--- BEGIN Material provided ---

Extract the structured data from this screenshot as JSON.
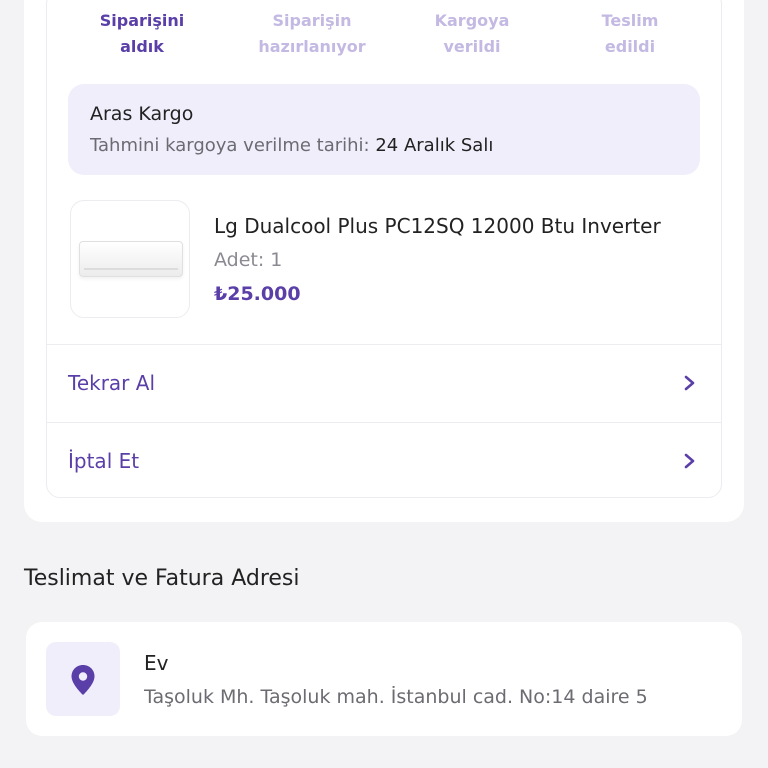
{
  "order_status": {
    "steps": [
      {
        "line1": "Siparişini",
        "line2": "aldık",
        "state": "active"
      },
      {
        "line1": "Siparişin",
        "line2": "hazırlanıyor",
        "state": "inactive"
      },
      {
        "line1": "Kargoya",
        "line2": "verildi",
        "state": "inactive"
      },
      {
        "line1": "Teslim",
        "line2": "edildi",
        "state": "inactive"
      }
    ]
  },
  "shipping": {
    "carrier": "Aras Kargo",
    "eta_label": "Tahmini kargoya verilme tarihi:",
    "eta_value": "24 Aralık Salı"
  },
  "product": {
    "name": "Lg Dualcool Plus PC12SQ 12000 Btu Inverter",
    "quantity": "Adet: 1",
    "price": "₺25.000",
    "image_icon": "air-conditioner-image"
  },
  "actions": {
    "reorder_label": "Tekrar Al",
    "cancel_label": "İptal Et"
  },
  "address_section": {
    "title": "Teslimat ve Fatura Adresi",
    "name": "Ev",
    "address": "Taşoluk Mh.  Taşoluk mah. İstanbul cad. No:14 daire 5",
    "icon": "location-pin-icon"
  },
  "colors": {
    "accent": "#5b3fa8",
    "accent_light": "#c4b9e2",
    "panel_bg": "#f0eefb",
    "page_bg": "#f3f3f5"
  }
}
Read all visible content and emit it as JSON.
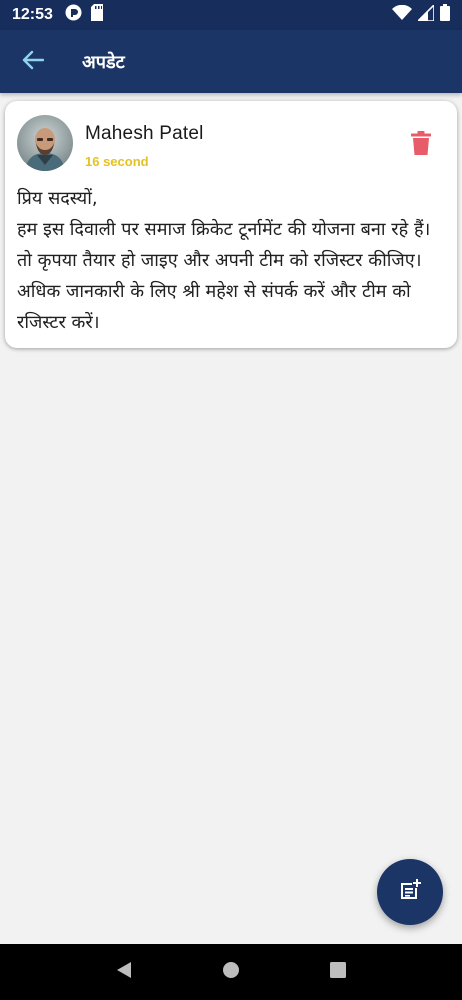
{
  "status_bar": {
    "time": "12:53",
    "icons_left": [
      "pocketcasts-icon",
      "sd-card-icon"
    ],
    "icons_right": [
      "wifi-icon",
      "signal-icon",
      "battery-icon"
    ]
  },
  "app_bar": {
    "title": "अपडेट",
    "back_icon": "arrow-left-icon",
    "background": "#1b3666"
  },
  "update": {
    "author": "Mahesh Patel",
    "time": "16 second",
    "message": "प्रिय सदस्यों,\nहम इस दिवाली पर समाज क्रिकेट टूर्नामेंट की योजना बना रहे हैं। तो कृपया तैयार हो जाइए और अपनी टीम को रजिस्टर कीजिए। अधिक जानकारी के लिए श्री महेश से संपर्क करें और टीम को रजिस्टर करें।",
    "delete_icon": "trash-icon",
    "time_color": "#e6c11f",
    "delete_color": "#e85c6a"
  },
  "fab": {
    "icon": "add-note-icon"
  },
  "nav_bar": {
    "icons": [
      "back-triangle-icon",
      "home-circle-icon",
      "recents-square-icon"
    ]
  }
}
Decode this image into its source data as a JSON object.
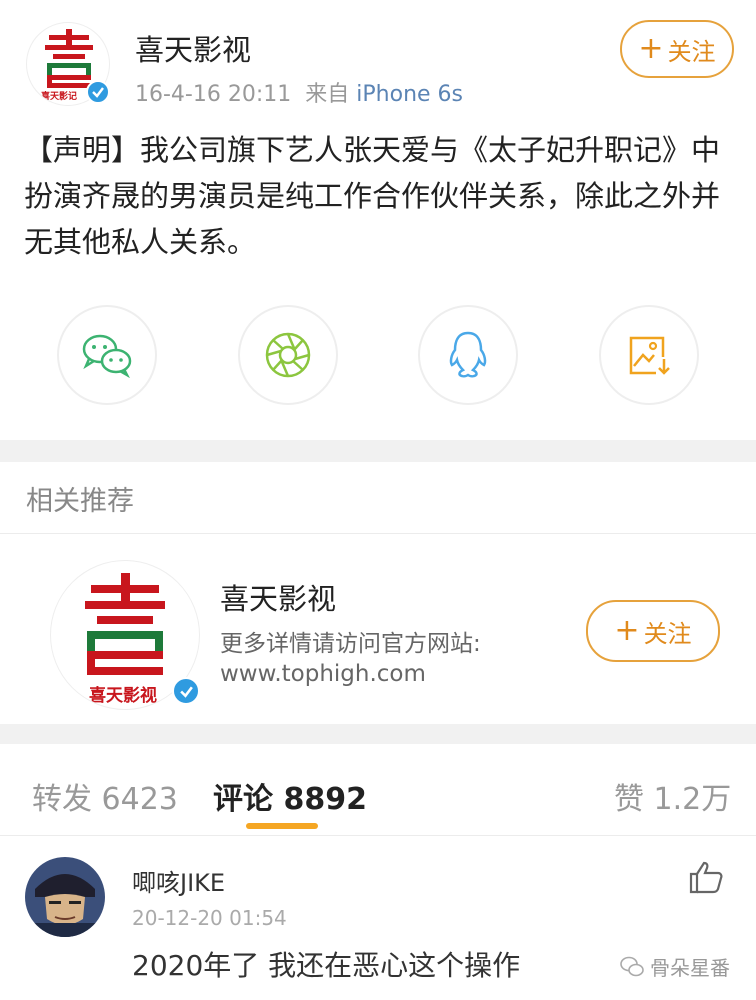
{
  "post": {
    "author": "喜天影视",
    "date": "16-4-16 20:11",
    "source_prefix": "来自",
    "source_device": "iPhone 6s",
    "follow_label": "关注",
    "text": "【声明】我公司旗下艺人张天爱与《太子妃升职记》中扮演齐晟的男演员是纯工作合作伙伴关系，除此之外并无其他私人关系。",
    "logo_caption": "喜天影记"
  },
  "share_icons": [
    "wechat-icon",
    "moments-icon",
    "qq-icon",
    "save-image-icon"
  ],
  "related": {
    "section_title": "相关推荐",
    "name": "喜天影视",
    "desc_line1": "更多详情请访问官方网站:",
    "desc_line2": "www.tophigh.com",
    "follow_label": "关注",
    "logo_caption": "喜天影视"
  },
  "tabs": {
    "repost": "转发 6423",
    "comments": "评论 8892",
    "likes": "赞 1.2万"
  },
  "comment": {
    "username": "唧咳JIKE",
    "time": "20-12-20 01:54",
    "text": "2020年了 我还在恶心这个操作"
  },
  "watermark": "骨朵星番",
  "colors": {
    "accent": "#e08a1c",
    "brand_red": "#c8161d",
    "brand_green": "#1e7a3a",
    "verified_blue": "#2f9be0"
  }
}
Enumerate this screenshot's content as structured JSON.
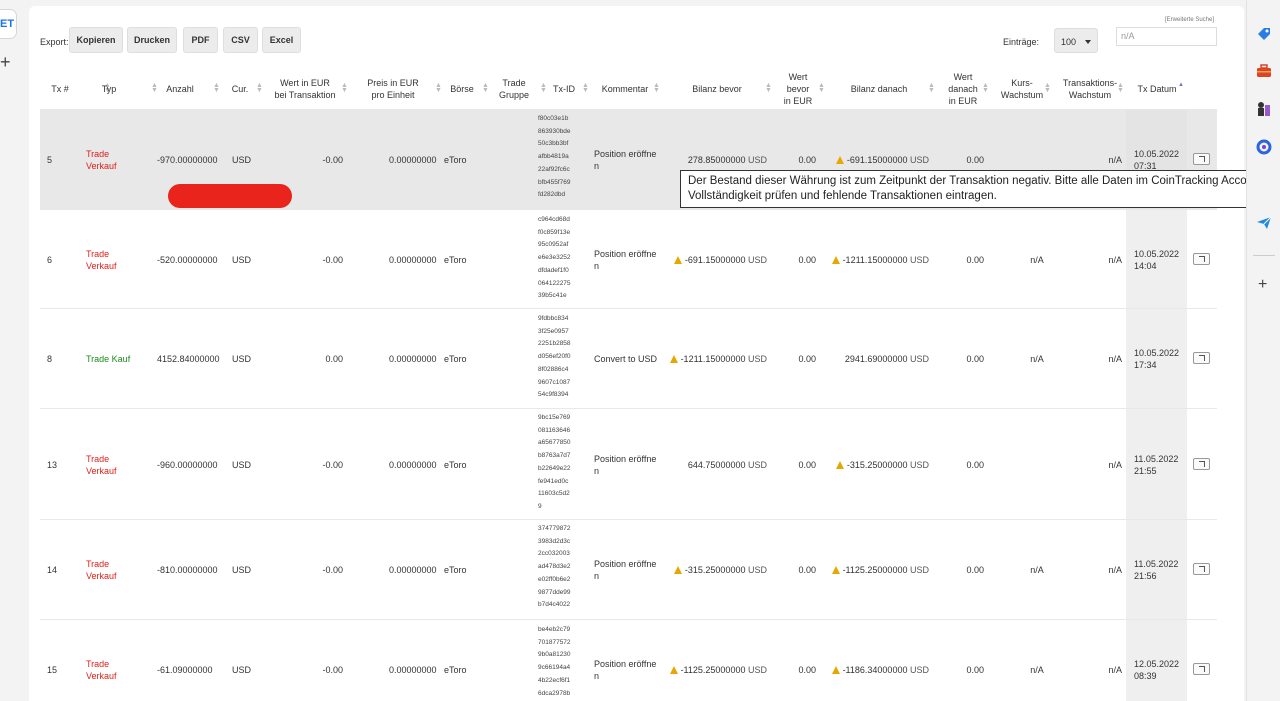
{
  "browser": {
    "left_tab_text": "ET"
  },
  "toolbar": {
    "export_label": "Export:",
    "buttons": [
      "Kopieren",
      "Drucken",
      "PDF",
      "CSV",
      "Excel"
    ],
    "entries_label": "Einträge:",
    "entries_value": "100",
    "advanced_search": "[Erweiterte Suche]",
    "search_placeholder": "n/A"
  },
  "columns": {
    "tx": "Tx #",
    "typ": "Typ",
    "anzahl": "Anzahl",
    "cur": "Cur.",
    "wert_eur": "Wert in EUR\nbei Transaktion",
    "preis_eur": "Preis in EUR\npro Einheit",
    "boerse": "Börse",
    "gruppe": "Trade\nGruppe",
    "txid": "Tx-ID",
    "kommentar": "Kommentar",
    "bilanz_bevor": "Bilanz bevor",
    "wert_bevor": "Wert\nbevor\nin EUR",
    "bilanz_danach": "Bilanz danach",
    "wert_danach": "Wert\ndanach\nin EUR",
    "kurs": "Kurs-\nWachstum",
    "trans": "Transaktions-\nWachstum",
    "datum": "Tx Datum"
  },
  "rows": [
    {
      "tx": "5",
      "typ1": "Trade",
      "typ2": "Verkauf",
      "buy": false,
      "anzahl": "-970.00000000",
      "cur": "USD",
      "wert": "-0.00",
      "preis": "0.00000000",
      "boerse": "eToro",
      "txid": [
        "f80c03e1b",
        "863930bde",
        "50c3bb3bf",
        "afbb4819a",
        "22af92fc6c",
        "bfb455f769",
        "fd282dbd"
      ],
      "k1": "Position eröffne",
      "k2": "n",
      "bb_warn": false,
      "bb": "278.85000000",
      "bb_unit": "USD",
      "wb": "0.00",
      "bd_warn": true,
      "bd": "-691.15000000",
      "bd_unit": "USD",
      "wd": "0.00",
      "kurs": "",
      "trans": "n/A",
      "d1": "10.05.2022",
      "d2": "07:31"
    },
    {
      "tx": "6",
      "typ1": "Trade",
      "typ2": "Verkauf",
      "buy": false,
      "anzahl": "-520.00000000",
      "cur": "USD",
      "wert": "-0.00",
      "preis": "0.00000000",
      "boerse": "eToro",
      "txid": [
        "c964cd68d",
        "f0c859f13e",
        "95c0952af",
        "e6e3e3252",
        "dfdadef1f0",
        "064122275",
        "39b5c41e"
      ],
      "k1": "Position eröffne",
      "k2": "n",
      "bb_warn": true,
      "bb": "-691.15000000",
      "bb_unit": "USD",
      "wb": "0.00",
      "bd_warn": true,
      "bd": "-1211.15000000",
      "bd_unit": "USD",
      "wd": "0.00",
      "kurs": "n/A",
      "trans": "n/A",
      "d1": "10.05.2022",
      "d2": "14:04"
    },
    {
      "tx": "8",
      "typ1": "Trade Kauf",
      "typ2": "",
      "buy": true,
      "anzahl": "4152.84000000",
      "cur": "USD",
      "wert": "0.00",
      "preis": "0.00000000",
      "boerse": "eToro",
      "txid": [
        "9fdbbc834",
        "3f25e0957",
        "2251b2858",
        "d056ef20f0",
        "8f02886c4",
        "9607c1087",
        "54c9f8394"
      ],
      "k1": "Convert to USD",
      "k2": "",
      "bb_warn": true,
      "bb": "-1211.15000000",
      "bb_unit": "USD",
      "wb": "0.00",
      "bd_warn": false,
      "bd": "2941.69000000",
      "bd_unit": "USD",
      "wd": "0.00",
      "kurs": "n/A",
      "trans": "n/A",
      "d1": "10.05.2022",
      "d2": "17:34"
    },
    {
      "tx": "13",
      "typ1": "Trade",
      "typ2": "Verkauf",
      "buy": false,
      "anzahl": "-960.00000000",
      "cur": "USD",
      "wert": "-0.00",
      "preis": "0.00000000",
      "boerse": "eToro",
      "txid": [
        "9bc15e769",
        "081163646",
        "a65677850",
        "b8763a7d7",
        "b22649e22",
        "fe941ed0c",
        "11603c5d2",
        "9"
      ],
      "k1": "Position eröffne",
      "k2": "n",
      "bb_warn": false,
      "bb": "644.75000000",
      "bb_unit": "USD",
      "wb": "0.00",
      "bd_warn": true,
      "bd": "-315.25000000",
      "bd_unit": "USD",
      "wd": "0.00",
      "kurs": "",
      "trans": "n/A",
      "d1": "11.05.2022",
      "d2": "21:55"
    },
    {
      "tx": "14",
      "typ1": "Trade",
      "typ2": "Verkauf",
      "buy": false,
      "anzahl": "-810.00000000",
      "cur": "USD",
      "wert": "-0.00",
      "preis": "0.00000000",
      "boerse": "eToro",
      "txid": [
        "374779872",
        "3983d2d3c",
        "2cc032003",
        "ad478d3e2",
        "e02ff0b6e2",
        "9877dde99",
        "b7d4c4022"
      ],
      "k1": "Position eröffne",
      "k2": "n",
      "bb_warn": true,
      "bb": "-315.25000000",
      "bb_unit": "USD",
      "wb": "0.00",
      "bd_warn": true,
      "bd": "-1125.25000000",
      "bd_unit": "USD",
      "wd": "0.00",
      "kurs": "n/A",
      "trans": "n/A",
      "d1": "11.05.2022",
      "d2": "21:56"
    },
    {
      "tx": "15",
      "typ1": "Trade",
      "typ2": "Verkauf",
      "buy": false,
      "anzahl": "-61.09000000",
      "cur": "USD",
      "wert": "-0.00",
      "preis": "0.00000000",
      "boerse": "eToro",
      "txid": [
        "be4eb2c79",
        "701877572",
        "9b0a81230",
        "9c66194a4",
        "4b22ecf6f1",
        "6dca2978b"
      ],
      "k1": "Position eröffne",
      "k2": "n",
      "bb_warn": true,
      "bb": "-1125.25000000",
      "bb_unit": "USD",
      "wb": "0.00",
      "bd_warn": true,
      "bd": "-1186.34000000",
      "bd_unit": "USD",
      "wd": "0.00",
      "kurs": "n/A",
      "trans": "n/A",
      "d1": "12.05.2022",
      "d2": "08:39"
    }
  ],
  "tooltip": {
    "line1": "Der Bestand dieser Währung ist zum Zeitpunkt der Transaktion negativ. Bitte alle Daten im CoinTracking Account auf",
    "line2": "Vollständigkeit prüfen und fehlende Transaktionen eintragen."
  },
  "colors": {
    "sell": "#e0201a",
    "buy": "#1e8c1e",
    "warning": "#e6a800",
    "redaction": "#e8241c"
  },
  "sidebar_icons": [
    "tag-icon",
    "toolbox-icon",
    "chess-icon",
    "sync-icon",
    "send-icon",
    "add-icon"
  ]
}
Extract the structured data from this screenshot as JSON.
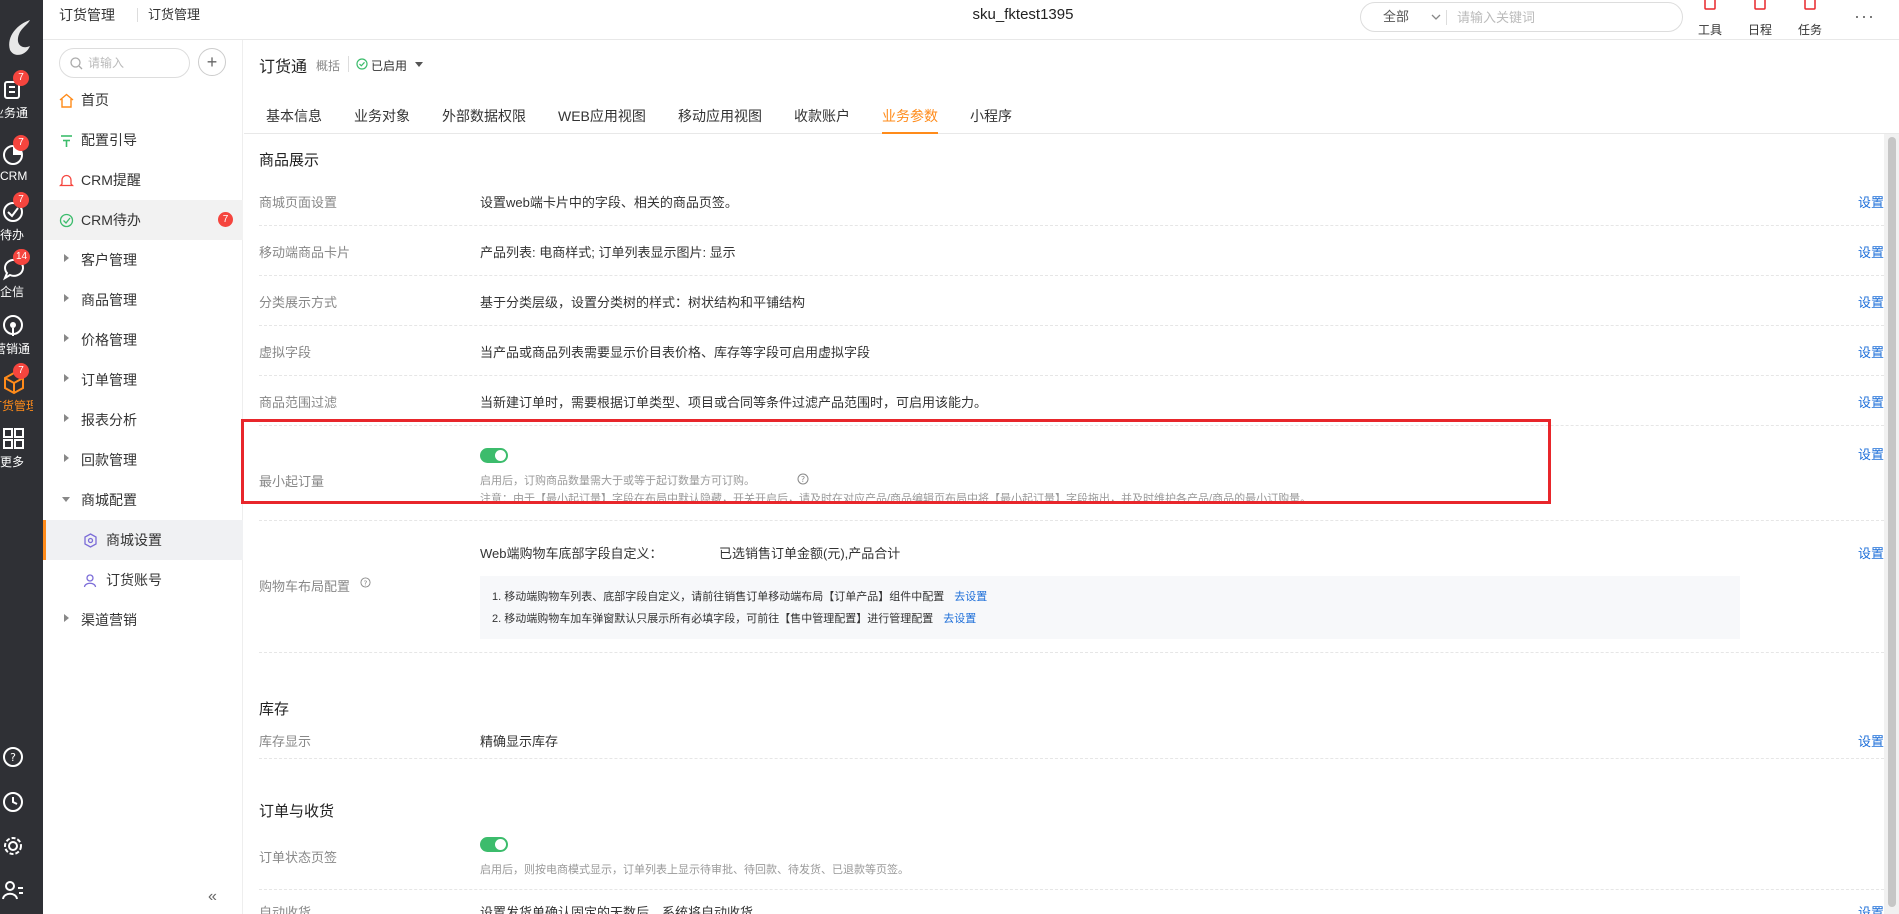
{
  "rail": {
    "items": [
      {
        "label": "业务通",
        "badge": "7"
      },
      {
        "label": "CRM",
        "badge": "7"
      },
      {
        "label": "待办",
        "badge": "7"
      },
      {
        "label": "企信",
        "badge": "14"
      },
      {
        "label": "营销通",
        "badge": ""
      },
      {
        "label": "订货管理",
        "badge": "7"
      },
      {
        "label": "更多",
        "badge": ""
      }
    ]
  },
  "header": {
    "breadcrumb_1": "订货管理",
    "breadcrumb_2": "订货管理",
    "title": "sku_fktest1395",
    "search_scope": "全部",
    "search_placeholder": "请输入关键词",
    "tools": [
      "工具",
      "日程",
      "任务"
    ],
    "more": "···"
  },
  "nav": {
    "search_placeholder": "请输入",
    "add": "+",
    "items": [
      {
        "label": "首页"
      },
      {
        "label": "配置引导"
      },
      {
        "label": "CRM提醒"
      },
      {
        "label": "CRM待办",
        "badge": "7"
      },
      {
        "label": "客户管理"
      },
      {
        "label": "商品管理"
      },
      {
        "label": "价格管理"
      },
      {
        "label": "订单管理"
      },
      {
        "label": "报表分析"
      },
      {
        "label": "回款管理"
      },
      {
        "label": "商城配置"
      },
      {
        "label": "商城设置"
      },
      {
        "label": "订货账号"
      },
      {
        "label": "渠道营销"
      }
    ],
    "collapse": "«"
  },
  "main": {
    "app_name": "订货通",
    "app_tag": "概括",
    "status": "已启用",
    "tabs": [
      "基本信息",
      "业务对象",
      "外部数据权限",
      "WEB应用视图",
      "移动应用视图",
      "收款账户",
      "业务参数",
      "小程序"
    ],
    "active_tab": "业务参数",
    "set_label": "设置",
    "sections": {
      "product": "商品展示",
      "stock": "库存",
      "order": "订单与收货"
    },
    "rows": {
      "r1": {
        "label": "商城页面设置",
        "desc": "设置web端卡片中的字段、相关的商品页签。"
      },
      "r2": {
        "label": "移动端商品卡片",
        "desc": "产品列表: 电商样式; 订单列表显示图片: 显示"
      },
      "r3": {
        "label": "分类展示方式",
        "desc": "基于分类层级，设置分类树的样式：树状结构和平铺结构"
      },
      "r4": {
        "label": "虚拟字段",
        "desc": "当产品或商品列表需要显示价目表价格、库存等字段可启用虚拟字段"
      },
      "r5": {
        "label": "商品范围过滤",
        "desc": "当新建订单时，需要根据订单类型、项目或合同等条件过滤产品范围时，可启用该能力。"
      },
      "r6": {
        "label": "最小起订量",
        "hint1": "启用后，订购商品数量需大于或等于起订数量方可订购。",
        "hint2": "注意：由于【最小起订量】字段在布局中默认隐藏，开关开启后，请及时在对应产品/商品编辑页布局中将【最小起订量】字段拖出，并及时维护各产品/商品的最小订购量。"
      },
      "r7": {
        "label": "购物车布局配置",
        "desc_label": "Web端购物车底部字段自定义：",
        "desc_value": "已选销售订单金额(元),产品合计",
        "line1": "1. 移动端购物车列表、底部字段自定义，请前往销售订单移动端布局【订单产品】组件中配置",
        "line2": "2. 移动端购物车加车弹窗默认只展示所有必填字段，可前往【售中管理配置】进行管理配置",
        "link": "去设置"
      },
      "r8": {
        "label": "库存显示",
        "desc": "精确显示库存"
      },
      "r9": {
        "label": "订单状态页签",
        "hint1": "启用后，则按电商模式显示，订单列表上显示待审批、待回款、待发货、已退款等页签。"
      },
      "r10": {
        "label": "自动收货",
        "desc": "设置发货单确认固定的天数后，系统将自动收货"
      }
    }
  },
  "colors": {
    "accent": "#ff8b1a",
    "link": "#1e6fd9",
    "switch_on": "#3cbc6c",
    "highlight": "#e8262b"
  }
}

--- END Material provided ---

**Required work**
Pull out every line holding "content" from the records above, and copy it.

**Result of the task**
Read all visible content and emit it as JSON.
Enumerate this screenshot's content as structured JSON.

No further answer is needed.